____ Excerpted records
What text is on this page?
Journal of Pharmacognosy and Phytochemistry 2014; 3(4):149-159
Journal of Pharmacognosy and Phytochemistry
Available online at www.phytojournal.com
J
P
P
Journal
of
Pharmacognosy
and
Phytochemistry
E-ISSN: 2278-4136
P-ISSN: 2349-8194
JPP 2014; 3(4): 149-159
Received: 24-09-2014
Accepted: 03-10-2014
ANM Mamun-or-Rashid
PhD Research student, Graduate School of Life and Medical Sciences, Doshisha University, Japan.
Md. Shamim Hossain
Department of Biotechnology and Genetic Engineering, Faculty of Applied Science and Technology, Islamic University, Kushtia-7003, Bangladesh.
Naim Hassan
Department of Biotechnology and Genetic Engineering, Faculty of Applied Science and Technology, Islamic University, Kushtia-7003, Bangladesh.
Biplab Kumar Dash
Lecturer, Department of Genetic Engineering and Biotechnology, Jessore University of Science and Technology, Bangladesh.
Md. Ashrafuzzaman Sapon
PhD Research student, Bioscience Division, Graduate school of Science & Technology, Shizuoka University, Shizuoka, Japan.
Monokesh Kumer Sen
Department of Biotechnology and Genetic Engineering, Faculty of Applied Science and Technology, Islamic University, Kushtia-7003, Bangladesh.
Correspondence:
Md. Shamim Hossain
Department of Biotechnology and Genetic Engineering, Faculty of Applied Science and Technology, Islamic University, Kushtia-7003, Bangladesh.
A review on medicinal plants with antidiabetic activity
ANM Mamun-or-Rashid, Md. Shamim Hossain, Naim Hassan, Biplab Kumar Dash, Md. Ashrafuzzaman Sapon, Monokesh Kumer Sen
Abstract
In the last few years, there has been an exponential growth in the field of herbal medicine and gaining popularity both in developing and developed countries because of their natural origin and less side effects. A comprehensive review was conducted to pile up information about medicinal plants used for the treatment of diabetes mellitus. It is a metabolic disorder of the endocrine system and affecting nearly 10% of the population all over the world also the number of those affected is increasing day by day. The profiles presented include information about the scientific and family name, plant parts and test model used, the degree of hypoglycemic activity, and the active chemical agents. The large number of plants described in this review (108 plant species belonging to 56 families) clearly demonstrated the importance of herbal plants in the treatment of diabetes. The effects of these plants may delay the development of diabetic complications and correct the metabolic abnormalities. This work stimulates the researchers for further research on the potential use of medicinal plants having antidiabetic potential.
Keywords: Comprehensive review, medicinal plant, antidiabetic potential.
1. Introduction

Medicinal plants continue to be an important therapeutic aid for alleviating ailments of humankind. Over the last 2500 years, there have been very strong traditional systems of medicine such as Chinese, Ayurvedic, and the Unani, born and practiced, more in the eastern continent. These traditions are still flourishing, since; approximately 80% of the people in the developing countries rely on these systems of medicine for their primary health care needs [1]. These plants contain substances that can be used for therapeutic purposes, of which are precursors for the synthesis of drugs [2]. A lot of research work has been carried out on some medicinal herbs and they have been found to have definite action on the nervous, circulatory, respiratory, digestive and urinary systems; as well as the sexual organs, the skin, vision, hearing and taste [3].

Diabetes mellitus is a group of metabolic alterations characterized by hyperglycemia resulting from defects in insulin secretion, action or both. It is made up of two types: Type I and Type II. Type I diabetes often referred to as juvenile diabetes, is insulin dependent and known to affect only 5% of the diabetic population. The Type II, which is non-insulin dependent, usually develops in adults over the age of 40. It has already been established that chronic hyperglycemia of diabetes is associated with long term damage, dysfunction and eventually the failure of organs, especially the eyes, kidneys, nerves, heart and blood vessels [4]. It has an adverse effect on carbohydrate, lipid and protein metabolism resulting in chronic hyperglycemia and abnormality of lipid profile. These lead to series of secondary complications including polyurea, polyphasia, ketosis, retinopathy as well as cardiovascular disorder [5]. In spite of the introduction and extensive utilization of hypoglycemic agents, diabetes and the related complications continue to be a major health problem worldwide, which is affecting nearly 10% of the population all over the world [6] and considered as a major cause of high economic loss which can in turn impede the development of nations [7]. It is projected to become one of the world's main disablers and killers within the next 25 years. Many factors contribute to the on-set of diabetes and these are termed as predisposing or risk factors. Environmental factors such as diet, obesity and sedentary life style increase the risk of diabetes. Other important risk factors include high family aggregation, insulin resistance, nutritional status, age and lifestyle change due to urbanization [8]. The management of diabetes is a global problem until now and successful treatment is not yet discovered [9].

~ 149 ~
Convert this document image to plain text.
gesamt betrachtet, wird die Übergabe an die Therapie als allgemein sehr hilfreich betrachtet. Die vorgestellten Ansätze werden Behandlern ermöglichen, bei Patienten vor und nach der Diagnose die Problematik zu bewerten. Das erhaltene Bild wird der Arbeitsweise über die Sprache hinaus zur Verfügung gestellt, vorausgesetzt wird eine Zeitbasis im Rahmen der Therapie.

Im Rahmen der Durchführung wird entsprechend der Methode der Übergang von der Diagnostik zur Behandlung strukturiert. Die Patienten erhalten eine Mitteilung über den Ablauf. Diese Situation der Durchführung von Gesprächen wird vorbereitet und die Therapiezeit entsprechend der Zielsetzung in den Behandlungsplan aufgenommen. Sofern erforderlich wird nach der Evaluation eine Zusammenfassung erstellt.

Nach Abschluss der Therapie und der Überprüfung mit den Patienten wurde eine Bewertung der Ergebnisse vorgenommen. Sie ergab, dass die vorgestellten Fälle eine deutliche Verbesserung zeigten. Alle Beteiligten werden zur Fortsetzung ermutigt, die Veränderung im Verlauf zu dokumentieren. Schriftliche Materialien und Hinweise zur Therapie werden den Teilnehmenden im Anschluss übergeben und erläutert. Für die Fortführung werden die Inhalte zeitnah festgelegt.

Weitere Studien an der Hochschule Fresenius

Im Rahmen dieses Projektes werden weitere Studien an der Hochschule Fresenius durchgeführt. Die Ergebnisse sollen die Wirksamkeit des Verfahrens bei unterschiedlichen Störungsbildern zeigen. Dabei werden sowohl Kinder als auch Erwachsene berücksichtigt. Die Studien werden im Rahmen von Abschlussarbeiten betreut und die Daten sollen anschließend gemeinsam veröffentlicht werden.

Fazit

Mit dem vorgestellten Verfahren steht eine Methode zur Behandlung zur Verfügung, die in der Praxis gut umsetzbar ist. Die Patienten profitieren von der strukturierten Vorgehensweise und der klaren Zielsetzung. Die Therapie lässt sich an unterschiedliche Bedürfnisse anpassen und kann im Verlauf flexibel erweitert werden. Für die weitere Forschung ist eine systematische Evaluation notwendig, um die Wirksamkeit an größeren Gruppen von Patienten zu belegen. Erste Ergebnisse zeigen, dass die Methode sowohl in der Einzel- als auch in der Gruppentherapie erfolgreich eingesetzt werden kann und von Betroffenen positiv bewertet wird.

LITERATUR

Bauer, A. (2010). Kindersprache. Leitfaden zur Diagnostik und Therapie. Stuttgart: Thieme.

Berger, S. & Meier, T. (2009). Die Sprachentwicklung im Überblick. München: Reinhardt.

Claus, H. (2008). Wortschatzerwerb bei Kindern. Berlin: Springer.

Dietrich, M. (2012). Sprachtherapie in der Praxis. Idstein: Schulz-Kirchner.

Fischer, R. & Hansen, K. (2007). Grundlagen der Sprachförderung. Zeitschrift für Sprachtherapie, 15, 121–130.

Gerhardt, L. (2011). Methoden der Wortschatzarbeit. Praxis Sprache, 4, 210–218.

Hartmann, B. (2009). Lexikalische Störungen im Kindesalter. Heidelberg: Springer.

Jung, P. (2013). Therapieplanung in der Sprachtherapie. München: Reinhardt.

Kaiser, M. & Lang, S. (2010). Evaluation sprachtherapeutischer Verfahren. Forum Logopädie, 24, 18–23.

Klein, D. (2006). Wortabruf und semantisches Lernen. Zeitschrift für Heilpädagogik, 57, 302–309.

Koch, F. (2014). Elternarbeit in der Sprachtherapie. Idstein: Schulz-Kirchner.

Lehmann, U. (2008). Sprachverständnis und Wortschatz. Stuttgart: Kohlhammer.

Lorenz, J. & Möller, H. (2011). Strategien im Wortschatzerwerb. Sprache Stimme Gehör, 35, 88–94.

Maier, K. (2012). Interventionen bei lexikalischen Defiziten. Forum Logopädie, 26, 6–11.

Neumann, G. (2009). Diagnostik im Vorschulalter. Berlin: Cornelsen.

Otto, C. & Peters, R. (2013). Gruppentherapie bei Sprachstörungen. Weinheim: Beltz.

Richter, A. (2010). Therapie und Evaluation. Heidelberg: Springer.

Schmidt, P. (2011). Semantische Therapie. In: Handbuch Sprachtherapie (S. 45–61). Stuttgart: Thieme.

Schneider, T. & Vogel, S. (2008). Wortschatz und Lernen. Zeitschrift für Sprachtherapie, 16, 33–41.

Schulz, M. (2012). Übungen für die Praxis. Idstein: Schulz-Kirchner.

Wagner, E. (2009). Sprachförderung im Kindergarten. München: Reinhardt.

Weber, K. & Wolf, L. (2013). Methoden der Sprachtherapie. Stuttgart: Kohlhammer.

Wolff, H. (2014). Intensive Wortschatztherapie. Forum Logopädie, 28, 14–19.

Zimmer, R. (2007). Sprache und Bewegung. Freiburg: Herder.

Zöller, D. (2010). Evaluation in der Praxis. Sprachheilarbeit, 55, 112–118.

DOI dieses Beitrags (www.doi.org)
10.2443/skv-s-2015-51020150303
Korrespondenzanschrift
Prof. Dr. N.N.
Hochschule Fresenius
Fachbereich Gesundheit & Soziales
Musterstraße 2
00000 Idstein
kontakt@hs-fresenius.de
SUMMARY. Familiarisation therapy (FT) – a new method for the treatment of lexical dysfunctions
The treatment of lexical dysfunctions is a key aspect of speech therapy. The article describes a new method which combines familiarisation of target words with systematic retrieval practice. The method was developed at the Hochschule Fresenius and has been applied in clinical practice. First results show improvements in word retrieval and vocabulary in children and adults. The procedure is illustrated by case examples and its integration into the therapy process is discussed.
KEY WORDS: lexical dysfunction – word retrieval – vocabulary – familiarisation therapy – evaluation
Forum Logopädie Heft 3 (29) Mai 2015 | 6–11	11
________
Copy all lines of the records that have the string "Heidelberg" in them.

Hartmann, B. (2009). Lexikalische Störungen im Kindesalter. Heidelberg: Springer.
Richter, A. (2010). Therapie und Evaluation. Heidelberg: Springer.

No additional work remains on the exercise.